- **GIVEN TASK**
Your task is to gather the lines below that hold the string "исключением".

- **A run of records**

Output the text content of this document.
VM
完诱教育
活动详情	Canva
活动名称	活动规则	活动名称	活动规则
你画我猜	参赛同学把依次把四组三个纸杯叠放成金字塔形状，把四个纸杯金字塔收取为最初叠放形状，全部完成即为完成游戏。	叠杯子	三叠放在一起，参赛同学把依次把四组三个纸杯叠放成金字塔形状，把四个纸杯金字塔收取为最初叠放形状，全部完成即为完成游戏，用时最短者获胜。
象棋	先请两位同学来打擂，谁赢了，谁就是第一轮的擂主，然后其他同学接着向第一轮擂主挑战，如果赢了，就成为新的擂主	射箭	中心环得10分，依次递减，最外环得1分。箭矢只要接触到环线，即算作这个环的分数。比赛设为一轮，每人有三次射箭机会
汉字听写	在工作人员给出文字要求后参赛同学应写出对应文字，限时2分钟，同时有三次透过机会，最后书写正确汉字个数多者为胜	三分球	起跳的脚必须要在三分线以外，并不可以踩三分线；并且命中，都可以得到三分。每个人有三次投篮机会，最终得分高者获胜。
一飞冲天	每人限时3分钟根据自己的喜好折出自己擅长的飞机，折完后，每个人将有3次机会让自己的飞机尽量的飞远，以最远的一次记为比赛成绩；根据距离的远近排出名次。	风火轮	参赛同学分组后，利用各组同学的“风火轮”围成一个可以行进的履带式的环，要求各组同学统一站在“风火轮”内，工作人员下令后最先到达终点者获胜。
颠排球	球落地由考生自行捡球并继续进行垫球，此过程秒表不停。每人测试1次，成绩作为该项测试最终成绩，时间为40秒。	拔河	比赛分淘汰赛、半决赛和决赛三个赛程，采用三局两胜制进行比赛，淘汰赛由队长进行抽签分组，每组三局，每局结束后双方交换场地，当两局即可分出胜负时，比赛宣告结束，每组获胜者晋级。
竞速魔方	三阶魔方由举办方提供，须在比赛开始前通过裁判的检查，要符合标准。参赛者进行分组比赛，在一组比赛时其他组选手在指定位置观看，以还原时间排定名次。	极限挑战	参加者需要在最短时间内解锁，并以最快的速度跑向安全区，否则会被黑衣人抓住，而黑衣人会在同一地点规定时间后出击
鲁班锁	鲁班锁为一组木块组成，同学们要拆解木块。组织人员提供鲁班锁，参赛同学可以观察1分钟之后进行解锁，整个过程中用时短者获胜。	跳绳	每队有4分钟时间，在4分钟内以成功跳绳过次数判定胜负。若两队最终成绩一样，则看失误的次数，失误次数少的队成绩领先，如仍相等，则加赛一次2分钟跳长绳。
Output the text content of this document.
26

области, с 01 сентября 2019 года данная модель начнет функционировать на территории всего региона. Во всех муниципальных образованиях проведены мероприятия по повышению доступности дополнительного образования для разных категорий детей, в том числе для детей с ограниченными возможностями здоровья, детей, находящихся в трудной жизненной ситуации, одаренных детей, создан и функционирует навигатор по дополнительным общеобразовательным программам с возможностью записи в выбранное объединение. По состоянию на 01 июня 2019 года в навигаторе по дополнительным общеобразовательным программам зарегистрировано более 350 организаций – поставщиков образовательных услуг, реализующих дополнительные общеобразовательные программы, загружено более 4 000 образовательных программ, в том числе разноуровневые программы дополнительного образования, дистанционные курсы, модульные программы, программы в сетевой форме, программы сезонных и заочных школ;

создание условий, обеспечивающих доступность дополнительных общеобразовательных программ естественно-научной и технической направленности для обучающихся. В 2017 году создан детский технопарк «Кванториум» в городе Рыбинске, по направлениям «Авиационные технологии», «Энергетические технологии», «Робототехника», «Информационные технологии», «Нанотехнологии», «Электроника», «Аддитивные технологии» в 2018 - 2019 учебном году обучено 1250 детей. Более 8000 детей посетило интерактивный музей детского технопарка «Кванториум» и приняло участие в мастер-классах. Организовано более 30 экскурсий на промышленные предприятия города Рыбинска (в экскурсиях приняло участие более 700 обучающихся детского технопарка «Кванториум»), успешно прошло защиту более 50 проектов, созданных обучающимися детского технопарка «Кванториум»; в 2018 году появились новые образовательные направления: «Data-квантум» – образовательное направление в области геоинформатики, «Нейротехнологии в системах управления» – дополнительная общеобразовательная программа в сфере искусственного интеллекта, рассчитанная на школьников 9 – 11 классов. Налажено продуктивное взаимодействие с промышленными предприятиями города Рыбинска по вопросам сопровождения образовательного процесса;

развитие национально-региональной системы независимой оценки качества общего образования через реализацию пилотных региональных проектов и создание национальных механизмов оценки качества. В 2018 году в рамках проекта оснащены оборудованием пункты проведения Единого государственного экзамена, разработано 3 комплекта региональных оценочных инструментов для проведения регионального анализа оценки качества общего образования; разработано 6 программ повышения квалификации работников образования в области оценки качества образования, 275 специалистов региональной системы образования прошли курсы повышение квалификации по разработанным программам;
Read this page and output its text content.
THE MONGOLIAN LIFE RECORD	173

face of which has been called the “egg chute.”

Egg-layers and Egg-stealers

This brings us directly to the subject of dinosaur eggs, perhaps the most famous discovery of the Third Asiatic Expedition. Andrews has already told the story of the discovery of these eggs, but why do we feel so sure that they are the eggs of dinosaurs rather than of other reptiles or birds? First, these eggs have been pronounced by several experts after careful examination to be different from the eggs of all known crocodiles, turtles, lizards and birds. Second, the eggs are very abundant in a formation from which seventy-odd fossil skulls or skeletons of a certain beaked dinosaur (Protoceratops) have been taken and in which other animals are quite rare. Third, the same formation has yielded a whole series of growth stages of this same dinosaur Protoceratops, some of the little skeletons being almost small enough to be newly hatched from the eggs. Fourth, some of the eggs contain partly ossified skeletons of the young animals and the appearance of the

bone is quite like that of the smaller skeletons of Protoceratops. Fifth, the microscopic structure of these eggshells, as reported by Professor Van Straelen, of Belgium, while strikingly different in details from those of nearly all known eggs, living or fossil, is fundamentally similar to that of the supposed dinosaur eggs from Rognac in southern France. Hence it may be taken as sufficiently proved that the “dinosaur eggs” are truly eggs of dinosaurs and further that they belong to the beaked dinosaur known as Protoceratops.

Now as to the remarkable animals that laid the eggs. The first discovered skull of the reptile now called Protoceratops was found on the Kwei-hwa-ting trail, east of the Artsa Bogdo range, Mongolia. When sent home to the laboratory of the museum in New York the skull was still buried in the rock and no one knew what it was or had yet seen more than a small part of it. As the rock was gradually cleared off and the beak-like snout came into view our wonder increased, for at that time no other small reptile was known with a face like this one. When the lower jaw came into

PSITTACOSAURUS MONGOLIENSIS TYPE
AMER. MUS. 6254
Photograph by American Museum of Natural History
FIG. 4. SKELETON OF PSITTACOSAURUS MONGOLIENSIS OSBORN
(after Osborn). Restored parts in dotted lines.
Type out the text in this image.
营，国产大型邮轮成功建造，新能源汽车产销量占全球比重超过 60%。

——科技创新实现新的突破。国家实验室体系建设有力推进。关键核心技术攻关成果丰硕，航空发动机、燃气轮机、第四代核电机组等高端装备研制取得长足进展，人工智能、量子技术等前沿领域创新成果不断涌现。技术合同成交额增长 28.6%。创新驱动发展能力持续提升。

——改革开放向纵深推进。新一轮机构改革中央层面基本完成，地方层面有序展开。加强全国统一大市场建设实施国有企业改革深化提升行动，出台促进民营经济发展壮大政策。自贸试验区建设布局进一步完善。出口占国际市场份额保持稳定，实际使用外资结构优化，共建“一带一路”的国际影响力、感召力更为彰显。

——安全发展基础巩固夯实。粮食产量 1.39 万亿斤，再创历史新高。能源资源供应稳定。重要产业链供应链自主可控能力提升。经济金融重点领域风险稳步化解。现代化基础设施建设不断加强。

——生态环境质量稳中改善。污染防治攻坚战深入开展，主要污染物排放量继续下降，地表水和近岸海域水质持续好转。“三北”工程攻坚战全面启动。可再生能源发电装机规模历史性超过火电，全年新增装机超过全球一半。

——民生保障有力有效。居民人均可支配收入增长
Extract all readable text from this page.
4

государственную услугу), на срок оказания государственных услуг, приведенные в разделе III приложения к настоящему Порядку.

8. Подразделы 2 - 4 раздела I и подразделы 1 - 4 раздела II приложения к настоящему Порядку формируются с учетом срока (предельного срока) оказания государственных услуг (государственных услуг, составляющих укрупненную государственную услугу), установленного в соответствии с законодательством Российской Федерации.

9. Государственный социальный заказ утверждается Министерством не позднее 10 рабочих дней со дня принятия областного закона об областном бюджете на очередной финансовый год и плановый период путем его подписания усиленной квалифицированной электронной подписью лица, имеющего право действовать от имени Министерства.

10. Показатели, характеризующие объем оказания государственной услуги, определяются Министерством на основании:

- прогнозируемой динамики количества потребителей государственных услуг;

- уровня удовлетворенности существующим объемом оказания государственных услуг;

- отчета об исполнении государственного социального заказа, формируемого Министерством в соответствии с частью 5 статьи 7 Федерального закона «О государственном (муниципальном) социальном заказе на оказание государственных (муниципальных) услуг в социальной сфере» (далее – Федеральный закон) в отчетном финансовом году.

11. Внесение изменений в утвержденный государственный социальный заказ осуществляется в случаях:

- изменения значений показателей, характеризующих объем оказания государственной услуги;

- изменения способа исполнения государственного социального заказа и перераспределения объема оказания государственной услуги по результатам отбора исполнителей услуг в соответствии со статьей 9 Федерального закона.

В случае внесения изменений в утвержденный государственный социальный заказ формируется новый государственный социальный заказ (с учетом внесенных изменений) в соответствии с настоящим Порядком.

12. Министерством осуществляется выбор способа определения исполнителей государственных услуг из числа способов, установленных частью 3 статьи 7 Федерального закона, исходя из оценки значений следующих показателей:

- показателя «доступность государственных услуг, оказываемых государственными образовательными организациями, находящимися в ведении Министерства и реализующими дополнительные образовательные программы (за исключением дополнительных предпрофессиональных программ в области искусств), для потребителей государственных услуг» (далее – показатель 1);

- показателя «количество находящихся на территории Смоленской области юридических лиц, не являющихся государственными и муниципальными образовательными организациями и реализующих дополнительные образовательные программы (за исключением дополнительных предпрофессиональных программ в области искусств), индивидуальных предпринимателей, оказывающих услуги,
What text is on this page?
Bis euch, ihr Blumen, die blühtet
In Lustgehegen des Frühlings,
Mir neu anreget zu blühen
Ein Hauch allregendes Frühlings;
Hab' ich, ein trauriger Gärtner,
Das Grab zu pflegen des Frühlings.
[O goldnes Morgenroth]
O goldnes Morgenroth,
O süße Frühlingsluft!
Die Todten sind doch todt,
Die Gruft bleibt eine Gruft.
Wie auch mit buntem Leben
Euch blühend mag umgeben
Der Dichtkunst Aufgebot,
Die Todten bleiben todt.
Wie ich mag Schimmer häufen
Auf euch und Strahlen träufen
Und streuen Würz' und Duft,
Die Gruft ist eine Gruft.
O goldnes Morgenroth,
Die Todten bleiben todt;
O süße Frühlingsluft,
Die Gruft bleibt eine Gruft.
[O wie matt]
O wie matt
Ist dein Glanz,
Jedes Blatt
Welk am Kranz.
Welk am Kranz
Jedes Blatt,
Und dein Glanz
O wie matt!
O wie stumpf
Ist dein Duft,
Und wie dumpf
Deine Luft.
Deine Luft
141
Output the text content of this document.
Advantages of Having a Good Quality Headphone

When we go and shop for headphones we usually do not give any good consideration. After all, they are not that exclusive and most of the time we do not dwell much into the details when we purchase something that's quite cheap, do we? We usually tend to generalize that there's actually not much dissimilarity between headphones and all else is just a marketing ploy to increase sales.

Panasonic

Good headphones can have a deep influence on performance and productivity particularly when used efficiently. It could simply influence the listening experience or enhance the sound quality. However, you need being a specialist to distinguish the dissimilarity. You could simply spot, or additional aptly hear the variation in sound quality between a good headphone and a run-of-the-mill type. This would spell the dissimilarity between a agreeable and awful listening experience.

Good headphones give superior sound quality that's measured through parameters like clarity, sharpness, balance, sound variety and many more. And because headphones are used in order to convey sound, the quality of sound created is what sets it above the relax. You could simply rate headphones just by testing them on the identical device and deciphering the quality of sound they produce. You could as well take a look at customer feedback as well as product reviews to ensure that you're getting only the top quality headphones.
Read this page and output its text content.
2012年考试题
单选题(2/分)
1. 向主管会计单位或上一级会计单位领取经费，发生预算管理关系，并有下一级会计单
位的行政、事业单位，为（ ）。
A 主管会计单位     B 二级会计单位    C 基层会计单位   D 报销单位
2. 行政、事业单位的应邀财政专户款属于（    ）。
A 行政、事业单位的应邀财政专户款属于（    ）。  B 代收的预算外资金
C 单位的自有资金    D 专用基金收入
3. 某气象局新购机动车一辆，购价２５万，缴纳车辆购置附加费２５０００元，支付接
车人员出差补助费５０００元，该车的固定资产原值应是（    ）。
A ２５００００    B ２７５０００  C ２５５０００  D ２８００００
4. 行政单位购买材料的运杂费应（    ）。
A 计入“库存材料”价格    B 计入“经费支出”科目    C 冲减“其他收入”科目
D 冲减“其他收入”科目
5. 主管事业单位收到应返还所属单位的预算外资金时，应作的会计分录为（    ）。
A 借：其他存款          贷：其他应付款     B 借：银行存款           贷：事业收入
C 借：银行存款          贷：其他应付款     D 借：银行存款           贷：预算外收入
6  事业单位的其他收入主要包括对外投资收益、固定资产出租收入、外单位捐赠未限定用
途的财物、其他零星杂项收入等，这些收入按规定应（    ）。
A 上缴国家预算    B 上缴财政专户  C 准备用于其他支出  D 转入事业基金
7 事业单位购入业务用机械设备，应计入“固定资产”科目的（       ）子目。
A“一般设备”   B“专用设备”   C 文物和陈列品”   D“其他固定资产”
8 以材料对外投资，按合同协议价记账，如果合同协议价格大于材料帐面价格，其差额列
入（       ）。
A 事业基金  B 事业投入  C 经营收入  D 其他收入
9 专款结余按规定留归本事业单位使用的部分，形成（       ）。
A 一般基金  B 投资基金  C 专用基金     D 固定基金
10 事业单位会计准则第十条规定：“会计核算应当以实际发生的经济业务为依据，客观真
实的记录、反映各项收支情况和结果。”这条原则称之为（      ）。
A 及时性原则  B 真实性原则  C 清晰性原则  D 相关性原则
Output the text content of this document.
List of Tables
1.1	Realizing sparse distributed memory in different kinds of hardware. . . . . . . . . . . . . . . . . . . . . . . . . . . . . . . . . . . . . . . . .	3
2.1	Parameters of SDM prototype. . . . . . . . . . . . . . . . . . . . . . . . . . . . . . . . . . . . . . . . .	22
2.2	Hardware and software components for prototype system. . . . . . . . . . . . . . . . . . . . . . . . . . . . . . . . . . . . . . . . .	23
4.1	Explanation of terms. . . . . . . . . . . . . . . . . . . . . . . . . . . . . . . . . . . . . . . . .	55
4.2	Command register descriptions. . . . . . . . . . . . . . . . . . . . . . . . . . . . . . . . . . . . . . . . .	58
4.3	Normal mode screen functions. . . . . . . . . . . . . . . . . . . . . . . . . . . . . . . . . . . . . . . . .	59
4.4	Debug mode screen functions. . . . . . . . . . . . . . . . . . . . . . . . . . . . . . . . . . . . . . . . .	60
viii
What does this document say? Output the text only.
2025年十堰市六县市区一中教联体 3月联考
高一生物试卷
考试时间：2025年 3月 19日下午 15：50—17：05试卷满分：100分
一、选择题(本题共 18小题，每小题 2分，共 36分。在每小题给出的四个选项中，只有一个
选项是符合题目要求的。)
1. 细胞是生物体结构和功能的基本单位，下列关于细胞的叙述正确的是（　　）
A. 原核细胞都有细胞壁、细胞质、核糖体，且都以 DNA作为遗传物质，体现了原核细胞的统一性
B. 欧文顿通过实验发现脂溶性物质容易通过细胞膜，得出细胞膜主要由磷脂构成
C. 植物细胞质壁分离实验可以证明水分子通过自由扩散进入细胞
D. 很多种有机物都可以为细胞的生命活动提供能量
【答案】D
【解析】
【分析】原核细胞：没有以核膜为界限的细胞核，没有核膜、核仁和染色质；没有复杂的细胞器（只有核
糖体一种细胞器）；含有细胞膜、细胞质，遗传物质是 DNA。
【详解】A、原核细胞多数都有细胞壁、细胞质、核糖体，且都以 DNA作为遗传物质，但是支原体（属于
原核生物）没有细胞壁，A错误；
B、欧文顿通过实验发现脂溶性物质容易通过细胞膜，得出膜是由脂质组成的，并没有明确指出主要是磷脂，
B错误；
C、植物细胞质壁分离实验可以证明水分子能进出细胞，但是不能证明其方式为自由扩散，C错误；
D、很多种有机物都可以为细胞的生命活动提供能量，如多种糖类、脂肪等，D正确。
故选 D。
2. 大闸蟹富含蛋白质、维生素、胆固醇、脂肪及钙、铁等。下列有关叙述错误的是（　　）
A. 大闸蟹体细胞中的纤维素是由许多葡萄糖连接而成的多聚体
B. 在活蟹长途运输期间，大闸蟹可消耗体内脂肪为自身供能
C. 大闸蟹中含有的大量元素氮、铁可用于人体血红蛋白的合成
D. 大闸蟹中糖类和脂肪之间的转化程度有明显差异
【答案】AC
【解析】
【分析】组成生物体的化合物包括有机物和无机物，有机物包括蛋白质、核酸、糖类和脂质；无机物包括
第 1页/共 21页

- **RESPONSE BELOW**
- показателя «доступность государственных услуг, оказываемых государственными образовательными организациями, находящимися в ведении Министерства и реализующими дополнительные образовательные программы (за исключением дополнительных предпрофессиональных программ в области искусств), для потребителей государственных услуг» (далее – показатель 1);
- показателя «количество находящихся на территории Смоленской области юридических лиц, не являющихся государственными и муниципальными образовательными организациями и реализующих дополнительные образовательные программы (за исключением дополнительных предпрофессиональных программ в области искусств), индивидуальных предпринимателей, оказывающих услуги,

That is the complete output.